__Records provided__.
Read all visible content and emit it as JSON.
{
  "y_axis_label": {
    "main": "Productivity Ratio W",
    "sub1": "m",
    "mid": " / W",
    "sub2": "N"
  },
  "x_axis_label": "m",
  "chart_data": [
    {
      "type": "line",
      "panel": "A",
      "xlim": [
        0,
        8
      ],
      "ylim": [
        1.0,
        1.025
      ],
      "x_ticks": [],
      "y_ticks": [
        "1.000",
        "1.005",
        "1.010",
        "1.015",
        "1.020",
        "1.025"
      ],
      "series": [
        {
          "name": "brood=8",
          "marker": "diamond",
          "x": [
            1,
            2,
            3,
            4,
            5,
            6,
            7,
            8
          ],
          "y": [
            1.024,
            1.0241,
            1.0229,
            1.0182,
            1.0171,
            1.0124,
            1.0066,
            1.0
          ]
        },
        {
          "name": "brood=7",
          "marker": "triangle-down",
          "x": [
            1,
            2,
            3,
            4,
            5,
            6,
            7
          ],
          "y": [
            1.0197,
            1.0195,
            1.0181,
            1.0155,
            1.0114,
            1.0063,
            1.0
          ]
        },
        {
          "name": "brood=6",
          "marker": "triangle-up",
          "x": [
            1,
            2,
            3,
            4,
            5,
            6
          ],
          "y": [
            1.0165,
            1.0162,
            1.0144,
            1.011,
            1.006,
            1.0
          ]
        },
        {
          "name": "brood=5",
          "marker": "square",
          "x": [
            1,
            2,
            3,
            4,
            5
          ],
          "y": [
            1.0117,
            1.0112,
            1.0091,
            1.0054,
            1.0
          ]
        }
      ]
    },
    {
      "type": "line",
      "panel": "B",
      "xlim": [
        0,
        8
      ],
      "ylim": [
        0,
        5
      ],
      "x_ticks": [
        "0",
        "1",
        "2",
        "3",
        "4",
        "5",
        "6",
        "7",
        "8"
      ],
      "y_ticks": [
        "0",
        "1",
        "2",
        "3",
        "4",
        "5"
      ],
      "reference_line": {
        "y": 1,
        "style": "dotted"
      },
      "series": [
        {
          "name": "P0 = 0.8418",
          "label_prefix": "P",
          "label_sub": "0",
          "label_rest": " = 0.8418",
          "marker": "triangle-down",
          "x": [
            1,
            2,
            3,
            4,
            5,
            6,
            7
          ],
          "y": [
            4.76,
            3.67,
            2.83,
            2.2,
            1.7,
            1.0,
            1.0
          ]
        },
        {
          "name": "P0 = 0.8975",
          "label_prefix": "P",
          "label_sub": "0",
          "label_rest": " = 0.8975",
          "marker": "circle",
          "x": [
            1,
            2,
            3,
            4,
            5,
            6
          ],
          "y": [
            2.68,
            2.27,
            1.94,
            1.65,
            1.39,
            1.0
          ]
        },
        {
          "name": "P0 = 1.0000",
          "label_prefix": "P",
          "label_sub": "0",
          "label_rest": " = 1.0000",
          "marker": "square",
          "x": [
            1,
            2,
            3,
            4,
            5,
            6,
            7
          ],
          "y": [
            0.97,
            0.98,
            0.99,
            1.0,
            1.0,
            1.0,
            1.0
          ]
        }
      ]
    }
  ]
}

__Your task__. Copy each line of the preceding data that contains the string "marker".

__Full output__.
          "marker": "diamond",
          "marker": "triangle-down",
          "marker": "triangle-up",
          "marker": "square",
          "marker": "triangle-down",
          "marker": "circle",
          "marker": "square",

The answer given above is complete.